■ PROBLEM TO WORK ON:
The entries that follow should be written out exactly.

Collected data entries:
● ● ● ● ●
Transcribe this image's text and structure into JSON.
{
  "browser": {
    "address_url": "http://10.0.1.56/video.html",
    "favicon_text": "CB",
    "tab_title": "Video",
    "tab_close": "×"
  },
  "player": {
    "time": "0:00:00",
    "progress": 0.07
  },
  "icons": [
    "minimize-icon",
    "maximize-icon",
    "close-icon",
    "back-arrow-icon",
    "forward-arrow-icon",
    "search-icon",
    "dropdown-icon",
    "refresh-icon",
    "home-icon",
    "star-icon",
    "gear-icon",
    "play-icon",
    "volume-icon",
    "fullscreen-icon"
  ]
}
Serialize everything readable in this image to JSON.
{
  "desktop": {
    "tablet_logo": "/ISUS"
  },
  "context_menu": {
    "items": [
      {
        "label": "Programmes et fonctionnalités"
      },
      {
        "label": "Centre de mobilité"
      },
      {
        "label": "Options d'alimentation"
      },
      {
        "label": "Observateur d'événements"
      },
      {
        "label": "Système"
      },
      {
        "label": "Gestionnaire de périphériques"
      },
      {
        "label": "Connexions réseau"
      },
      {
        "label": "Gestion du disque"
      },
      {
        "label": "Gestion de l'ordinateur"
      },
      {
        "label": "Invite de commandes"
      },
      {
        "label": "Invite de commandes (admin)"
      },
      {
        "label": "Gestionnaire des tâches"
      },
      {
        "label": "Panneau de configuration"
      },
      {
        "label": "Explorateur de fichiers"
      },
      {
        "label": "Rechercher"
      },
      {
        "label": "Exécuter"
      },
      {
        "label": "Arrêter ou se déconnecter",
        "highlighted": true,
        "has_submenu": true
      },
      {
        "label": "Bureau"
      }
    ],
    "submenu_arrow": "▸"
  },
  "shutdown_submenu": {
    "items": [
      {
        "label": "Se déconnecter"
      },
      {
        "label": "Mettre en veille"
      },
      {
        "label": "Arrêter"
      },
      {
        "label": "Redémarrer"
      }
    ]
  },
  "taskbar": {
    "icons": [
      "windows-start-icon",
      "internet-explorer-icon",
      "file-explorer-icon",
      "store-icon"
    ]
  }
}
● ● ● ● ●
■ WRITTEN ANSWER:
Transcribe this image's text and structure into JSON.
{
  "browser": {
    "address_url": "http://10.0.1.56/video.html",
    "favicon_text": "CB",
    "tab_title": "Video",
    "tab_close": "×"
  },
  "player": {
    "time": "0:00:00",
    "progress": 0.07
  },
  "icons": [
    "minimize-icon",
    "maximize-icon",
    "close-icon",
    "back-arrow-icon",
    "forward-arrow-icon",
    "search-icon",
    "dropdown-icon",
    "refresh-icon",
    "home-icon",
    "star-icon",
    "gear-icon",
    "play-icon",
    "volume-icon",
    "fullscreen-icon"
  ]
}
Serialize everything readable in this image to JSON.
{
  "desktop": {
    "tablet_logo": "/ISUS"
  },
  "context_menu": {
    "items": [
      {
        "label": "Programmes et fonctionnalités"
      },
      {
        "label": "Centre de mobilité"
      },
      {
        "label": "Options d'alimentation"
      },
      {
        "label": "Observateur d'événements"
      },
      {
        "label": "Système"
      },
      {
        "label": "Gestionnaire de périphériques"
      },
      {
        "label": "Connexions réseau"
      },
      {
        "label": "Gestion du disque"
      },
      {
        "label": "Gestion de l'ordinateur"
      },
      {
        "label": "Invite de commandes"
      },
      {
        "label": "Invite de commandes (admin)"
      },
      {
        "label": "Gestionnaire des tâches"
      },
      {
        "label": "Panneau de configuration"
      },
      {
        "label": "Explorateur de fichiers"
      },
      {
        "label": "Rechercher"
      },
      {
        "label": "Exécuter"
      },
      {
        "label": "Arrêter ou se déconnecter",
        "highlighted": true,
        "has_submenu": true
      },
      {
        "label": "Bureau"
      }
    ],
    "submenu_arrow": "▸"
  },
  "shutdown_submenu": {
    "items": [
      {
        "label": "Se déconnecter"
      },
      {
        "label": "Mettre en veille"
      },
      {
        "label": "Arrêter"
      },
      {
        "label": "Redémarrer"
      }
    ]
  },
  "taskbar": {
    "icons": [
      "windows-start-icon",
      "internet-explorer-icon",
      "file-explorer-icon",
      "store-icon"
    ]
  }
}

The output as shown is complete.